▶ **Task to carry out**
Exactly repeat the full listing that follows.

-------- Supplied records

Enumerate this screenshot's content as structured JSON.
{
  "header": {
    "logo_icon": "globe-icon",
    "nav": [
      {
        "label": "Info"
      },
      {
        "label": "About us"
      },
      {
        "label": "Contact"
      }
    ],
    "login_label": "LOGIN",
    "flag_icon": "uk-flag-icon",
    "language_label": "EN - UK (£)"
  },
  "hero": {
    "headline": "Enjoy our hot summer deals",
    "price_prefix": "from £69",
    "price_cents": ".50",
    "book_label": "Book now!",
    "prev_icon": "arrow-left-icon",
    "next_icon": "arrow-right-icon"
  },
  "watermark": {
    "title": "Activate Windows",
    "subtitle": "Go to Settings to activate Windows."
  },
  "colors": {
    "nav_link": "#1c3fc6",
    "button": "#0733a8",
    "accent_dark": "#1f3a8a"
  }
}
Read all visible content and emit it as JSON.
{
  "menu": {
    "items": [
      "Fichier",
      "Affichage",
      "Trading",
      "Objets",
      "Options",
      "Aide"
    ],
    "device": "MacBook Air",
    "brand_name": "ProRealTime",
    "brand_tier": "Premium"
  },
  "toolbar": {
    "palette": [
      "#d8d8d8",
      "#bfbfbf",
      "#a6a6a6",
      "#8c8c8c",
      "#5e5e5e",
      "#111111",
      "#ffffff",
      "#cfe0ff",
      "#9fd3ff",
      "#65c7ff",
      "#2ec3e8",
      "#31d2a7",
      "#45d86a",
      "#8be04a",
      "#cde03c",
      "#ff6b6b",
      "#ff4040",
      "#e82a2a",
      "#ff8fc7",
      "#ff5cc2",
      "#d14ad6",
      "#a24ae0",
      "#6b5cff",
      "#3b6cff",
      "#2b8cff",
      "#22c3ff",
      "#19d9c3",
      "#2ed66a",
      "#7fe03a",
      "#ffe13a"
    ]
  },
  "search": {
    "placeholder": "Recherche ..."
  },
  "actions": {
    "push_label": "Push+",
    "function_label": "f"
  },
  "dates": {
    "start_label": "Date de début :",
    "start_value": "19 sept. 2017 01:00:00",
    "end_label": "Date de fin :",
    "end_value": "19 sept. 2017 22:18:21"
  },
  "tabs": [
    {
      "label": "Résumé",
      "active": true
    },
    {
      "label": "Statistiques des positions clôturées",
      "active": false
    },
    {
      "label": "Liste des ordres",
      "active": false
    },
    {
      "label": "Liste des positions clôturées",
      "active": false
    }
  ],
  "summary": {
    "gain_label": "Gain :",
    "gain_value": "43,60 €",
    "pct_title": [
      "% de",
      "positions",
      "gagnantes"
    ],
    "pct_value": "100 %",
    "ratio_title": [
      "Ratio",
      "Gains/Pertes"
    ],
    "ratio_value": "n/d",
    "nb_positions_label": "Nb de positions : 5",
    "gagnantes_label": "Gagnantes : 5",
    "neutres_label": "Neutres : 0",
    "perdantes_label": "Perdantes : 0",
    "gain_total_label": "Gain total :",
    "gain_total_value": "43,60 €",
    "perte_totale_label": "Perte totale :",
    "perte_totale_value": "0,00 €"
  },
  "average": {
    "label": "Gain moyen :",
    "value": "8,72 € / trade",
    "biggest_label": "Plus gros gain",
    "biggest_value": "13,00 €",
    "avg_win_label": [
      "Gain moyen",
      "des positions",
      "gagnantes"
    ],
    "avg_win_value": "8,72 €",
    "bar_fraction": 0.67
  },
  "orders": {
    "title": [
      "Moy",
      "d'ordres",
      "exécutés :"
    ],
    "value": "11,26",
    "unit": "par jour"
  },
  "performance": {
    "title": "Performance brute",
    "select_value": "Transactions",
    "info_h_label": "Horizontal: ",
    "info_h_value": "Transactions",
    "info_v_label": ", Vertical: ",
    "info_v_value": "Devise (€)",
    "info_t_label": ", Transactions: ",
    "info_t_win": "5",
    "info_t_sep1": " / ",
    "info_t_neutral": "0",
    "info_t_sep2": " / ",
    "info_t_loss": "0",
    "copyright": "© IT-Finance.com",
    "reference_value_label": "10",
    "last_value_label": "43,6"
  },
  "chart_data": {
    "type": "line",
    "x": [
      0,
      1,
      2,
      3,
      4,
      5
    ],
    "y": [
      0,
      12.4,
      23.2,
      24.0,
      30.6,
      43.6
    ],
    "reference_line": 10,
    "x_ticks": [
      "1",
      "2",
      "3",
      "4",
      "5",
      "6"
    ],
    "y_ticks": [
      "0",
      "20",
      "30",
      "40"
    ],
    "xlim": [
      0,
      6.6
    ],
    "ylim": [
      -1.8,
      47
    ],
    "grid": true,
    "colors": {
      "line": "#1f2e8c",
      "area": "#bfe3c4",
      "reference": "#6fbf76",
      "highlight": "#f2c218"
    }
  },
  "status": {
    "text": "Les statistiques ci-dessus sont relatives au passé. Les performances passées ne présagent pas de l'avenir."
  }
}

----------------

▶ **Full output**
Enumerate this screenshot's content as structured JSON.
{
  "header": {
    "logo_icon": "globe-icon",
    "nav": [
      {
        "label": "Info"
      },
      {
        "label": "About us"
      },
      {
        "label": "Contact"
      }
    ],
    "login_label": "LOGIN",
    "flag_icon": "uk-flag-icon",
    "language_label": "EN - UK (£)"
  },
  "hero": {
    "headline": "Enjoy our hot summer deals",
    "price_prefix": "from £69",
    "price_cents": ".50",
    "book_label": "Book now!",
    "prev_icon": "arrow-left-icon",
    "next_icon": "arrow-right-icon"
  },
  "watermark": {
    "title": "Activate Windows",
    "subtitle": "Go to Settings to activate Windows."
  },
  "colors": {
    "nav_link": "#1c3fc6",
    "button": "#0733a8",
    "accent_dark": "#1f3a8a"
  }
}
Read all visible content and emit it as JSON.
{
  "menu": {
    "items": [
      "Fichier",
      "Affichage",
      "Trading",
      "Objets",
      "Options",
      "Aide"
    ],
    "device": "MacBook Air",
    "brand_name": "ProRealTime",
    "brand_tier": "Premium"
  },
  "toolbar": {
    "palette": [
      "#d8d8d8",
      "#bfbfbf",
      "#a6a6a6",
      "#8c8c8c",
      "#5e5e5e",
      "#111111",
      "#ffffff",
      "#cfe0ff",
      "#9fd3ff",
      "#65c7ff",
      "#2ec3e8",
      "#31d2a7",
      "#45d86a",
      "#8be04a",
      "#cde03c",
      "#ff6b6b",
      "#ff4040",
      "#e82a2a",
      "#ff8fc7",
      "#ff5cc2",
      "#d14ad6",
      "#a24ae0",
      "#6b5cff",
      "#3b6cff",
      "#2b8cff",
      "#22c3ff",
      "#19d9c3",
      "#2ed66a",
      "#7fe03a",
      "#ffe13a"
    ]
  },
  "search": {
    "placeholder": "Recherche ..."
  },
  "actions": {
    "push_label": "Push+",
    "function_label": "f"
  },
  "dates": {
    "start_label": "Date de début :",
    "start_value": "19 sept. 2017 01:00:00",
    "end_label": "Date de fin :",
    "end_value": "19 sept. 2017 22:18:21"
  },
  "tabs": [
    {
      "label": "Résumé",
      "active": true
    },
    {
      "label": "Statistiques des positions clôturées",
      "active": false
    },
    {
      "label": "Liste des ordres",
      "active": false
    },
    {
      "label": "Liste des positions clôturées",
      "active": false
    }
  ],
  "summary": {
    "gain_label": "Gain :",
    "gain_value": "43,60 €",
    "pct_title": [
      "% de",
      "positions",
      "gagnantes"
    ],
    "pct_value": "100 %",
    "ratio_title": [
      "Ratio",
      "Gains/Pertes"
    ],
    "ratio_value": "n/d",
    "nb_positions_label": "Nb de positions : 5",
    "gagnantes_label": "Gagnantes : 5",
    "neutres_label": "Neutres : 0",
    "perdantes_label": "Perdantes : 0",
    "gain_total_label": "Gain total :",
    "gain_total_value": "43,60 €",
    "perte_totale_label": "Perte totale :",
    "perte_totale_value": "0,00 €"
  },
  "average": {
    "label": "Gain moyen :",
    "value": "8,72 € / trade",
    "biggest_label": "Plus gros gain",
    "biggest_value": "13,00 €",
    "avg_win_label": [
      "Gain moyen",
      "des positions",
      "gagnantes"
    ],
    "avg_win_value": "8,72 €",
    "bar_fraction": 0.67
  },
  "orders": {
    "title": [
      "Moy",
      "d'ordres",
      "exécutés :"
    ],
    "value": "11,26",
    "unit": "par jour"
  },
  "performance": {
    "title": "Performance brute",
    "select_value": "Transactions",
    "info_h_label": "Horizontal: ",
    "info_h_value": "Transactions",
    "info_v_label": ", Vertical: ",
    "info_v_value": "Devise (€)",
    "info_t_label": ", Transactions: ",
    "info_t_win": "5",
    "info_t_sep1": " / ",
    "info_t_neutral": "0",
    "info_t_sep2": " / ",
    "info_t_loss": "0",
    "copyright": "© IT-Finance.com",
    "reference_value_label": "10",
    "last_value_label": "43,6"
  },
  "chart_data": {
    "type": "line",
    "x": [
      0,
      1,
      2,
      3,
      4,
      5
    ],
    "y": [
      0,
      12.4,
      23.2,
      24.0,
      30.6,
      43.6
    ],
    "reference_line": 10,
    "x_ticks": [
      "1",
      "2",
      "3",
      "4",
      "5",
      "6"
    ],
    "y_ticks": [
      "0",
      "20",
      "30",
      "40"
    ],
    "xlim": [
      0,
      6.6
    ],
    "ylim": [
      -1.8,
      47
    ],
    "grid": true,
    "colors": {
      "line": "#1f2e8c",
      "area": "#bfe3c4",
      "reference": "#6fbf76",
      "highlight": "#f2c218"
    }
  },
  "status": {
    "text": "Les statistiques ci-dessus sont relatives au passé. Les performances passées ne présagent pas de l'avenir."
  }
}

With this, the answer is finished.